Collected data entries

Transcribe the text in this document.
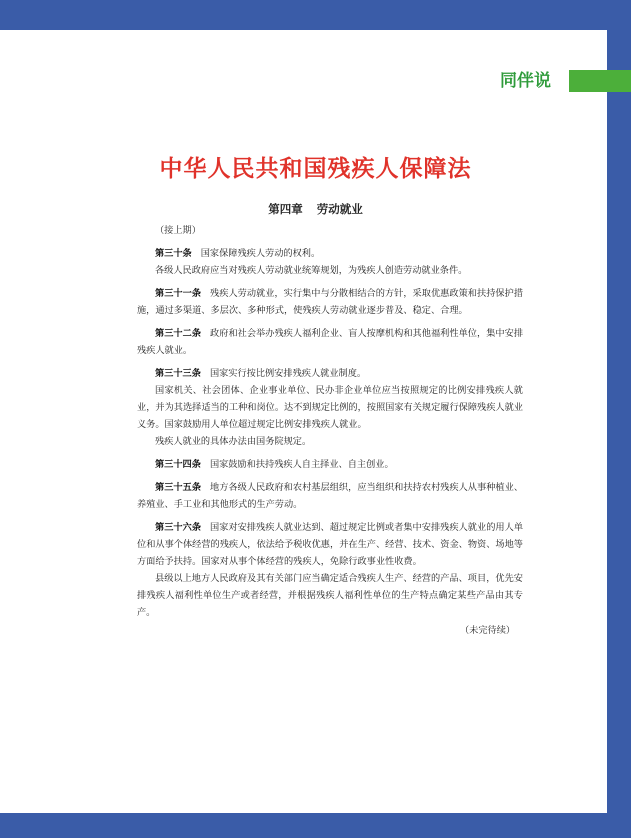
同伴说
中华人民共和国残疾人保障法
第四章 劳动就业
（接上期）
第三十条 国家保障残疾人劳动的权利。
各级人民政府应当对残疾人劳动就业统筹规划，为残疾人创造劳动就业条件。
第三十一条 残疾人劳动就业，实行集中与分散相结合的方针，采取优惠政策和扶持保护措施，通过多渠道、多层次、多种形式，使残疾人劳动就业逐步普及、稳定、合理。
第三十二条 政府和社会举办残疾人福利企业、盲人按摩机构和其他福利性单位，集中安排残疾人就业。
第三十三条 国家实行按比例安排残疾人就业制度。
国家机关、社会团体、企业事业单位、民办非企业单位应当按照规定的比例安排残疾人就业，并为其选择适当的工种和岗位。达不到规定比例的，按照国家有关规定履行保障残疾人就业义务。国家鼓励用人单位超过规定比例安排残疾人就业。
残疾人就业的具体办法由国务院规定。
第三十四条 国家鼓励和扶持残疾人自主择业、自主创业。
第三十五条 地方各级人民政府和农村基层组织，应当组织和扶持农村残疾人从事种植业、养殖业、手工业和其他形式的生产劳动。
第三十六条 国家对安排残疾人就业达到、超过规定比例或者集中安排残疾人就业的用人单位和从事个体经营的残疾人，依法给予税收优惠，并在生产、经营、技术、资金、物资、场地等方面给予扶持。国家对从事个体经营的残疾人，免除行政事业性收费。
县级以上地方人民政府及其有关部门应当确定适合残疾人生产、经营的产品、项目，优先安排残疾人福利性单位生产或者经营，并根据残疾人福利性单位的生产特点确定某些产品由其专产。
（未完待续）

# [Given problem]
The records above are to be restated exactly, without their pictures.

# [Response]
Transcribe the text in this document.
同伴说
中华人民共和国残疾人保障法
第四章 劳动就业
（接上期）
第三十条 国家保障残疾人劳动的权利。
各级人民政府应当对残疾人劳动就业统筹规划，为残疾人创造劳动就业条件。
第三十一条 残疾人劳动就业，实行集中与分散相结合的方针，采取优惠政策和扶持保护措施，通过多渠道、多层次、多种形式，使残疾人劳动就业逐步普及、稳定、合理。
第三十二条 政府和社会举办残疾人福利企业、盲人按摩机构和其他福利性单位，集中安排残疾人就业。
第三十三条 国家实行按比例安排残疾人就业制度。
国家机关、社会团体、企业事业单位、民办非企业单位应当按照规定的比例安排残疾人就业，并为其选择适当的工种和岗位。达不到规定比例的，按照国家有关规定履行保障残疾人就业义务。国家鼓励用人单位超过规定比例安排残疾人就业。
残疾人就业的具体办法由国务院规定。
第三十四条 国家鼓励和扶持残疾人自主择业、自主创业。
第三十五条 地方各级人民政府和农村基层组织，应当组织和扶持农村残疾人从事种植业、养殖业、手工业和其他形式的生产劳动。
第三十六条 国家对安排残疾人就业达到、超过规定比例或者集中安排残疾人就业的用人单位和从事个体经营的残疾人，依法给予税收优惠，并在生产、经营、技术、资金、物资、场地等方面给予扶持。国家对从事个体经营的残疾人，免除行政事业性收费。
县级以上地方人民政府及其有关部门应当确定适合残疾人生产、经营的产品、项目，优先安排残疾人福利性单位生产或者经营，并根据残疾人福利性单位的生产特点确定某些产品由其专产。
（未完待续）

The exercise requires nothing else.